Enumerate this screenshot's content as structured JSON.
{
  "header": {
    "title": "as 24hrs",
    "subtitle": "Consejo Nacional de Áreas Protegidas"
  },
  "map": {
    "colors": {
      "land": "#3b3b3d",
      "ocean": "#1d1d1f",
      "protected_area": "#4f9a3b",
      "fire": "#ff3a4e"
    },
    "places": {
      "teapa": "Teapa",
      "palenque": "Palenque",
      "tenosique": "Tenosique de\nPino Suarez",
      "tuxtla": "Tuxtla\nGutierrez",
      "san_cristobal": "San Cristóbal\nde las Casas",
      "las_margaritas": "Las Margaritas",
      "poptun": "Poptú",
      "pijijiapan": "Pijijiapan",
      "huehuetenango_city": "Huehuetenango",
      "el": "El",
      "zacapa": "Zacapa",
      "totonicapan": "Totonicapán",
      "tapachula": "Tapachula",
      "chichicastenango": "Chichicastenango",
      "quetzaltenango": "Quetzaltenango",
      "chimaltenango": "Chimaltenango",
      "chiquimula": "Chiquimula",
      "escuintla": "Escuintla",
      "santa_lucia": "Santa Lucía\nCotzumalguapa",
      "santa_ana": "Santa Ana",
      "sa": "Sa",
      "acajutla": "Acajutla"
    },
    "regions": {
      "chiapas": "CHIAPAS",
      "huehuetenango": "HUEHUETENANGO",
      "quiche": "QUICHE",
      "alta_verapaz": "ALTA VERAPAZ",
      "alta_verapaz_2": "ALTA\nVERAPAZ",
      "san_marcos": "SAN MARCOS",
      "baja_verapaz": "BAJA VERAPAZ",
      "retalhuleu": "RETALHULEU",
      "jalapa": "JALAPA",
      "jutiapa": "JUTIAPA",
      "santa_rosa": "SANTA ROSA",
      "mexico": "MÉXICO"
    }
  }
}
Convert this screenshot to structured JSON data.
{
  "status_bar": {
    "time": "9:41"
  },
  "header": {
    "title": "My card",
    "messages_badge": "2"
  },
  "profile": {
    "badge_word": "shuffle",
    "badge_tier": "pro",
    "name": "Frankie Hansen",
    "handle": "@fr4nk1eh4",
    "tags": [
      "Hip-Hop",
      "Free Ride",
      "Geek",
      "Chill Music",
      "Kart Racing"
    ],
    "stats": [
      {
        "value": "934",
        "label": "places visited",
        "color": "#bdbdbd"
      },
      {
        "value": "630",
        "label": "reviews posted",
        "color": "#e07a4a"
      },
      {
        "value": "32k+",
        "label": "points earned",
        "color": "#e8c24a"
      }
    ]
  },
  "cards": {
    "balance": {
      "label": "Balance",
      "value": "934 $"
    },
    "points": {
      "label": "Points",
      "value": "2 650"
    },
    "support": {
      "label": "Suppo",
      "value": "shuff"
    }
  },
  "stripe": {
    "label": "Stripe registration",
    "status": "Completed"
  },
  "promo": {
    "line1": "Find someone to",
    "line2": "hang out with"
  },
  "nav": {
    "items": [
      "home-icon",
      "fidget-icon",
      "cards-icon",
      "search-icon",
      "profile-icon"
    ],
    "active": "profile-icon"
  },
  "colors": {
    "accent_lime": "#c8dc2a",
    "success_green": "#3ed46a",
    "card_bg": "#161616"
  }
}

**WHAT IS EXPECTED**
Every record should be repeated exactly; please leave none out.

**RESPONSE TO THE EXERCISE**
Enumerate this screenshot's content as structured JSON.
{
  "header": {
    "title": "as 24hrs",
    "subtitle": "Consejo Nacional de Áreas Protegidas"
  },
  "map": {
    "colors": {
      "land": "#3b3b3d",
      "ocean": "#1d1d1f",
      "protected_area": "#4f9a3b",
      "fire": "#ff3a4e"
    },
    "places": {
      "teapa": "Teapa",
      "palenque": "Palenque",
      "tenosique": "Tenosique de\nPino Suarez",
      "tuxtla": "Tuxtla\nGutierrez",
      "san_cristobal": "San Cristóbal\nde las Casas",
      "las_margaritas": "Las Margaritas",
      "poptun": "Poptú",
      "pijijiapan": "Pijijiapan",
      "huehuetenango_city": "Huehuetenango",
      "el": "El",
      "zacapa": "Zacapa",
      "totonicapan": "Totonicapán",
      "tapachula": "Tapachula",
      "chichicastenango": "Chichicastenango",
      "quetzaltenango": "Quetzaltenango",
      "chimaltenango": "Chimaltenango",
      "chiquimula": "Chiquimula",
      "escuintla": "Escuintla",
      "santa_lucia": "Santa Lucía\nCotzumalguapa",
      "santa_ana": "Santa Ana",
      "sa": "Sa",
      "acajutla": "Acajutla"
    },
    "regions": {
      "chiapas": "CHIAPAS",
      "huehuetenango": "HUEHUETENANGO",
      "quiche": "QUICHE",
      "alta_verapaz": "ALTA VERAPAZ",
      "alta_verapaz_2": "ALTA\nVERAPAZ",
      "san_marcos": "SAN MARCOS",
      "baja_verapaz": "BAJA VERAPAZ",
      "retalhuleu": "RETALHULEU",
      "jalapa": "JALAPA",
      "jutiapa": "JUTIAPA",
      "santa_rosa": "SANTA ROSA",
      "mexico": "MÉXICO"
    }
  }
}
Convert this screenshot to structured JSON data.
{
  "status_bar": {
    "time": "9:41"
  },
  "header": {
    "title": "My card",
    "messages_badge": "2"
  },
  "profile": {
    "badge_word": "shuffle",
    "badge_tier": "pro",
    "name": "Frankie Hansen",
    "handle": "@fr4nk1eh4",
    "tags": [
      "Hip-Hop",
      "Free Ride",
      "Geek",
      "Chill Music",
      "Kart Racing"
    ],
    "stats": [
      {
        "value": "934",
        "label": "places visited",
        "color": "#bdbdbd"
      },
      {
        "value": "630",
        "label": "reviews posted",
        "color": "#e07a4a"
      },
      {
        "value": "32k+",
        "label": "points earned",
        "color": "#e8c24a"
      }
    ]
  },
  "cards": {
    "balance": {
      "label": "Balance",
      "value": "934 $"
    },
    "points": {
      "label": "Points",
      "value": "2 650"
    },
    "support": {
      "label": "Suppo",
      "value": "shuff"
    }
  },
  "stripe": {
    "label": "Stripe registration",
    "status": "Completed"
  },
  "promo": {
    "line1": "Find someone to",
    "line2": "hang out with"
  },
  "nav": {
    "items": [
      "home-icon",
      "fidget-icon",
      "cards-icon",
      "search-icon",
      "profile-icon"
    ],
    "active": "profile-icon"
  },
  "colors": {
    "accent_lime": "#c8dc2a",
    "success_green": "#3ed46a",
    "card_bg": "#161616"
  }
}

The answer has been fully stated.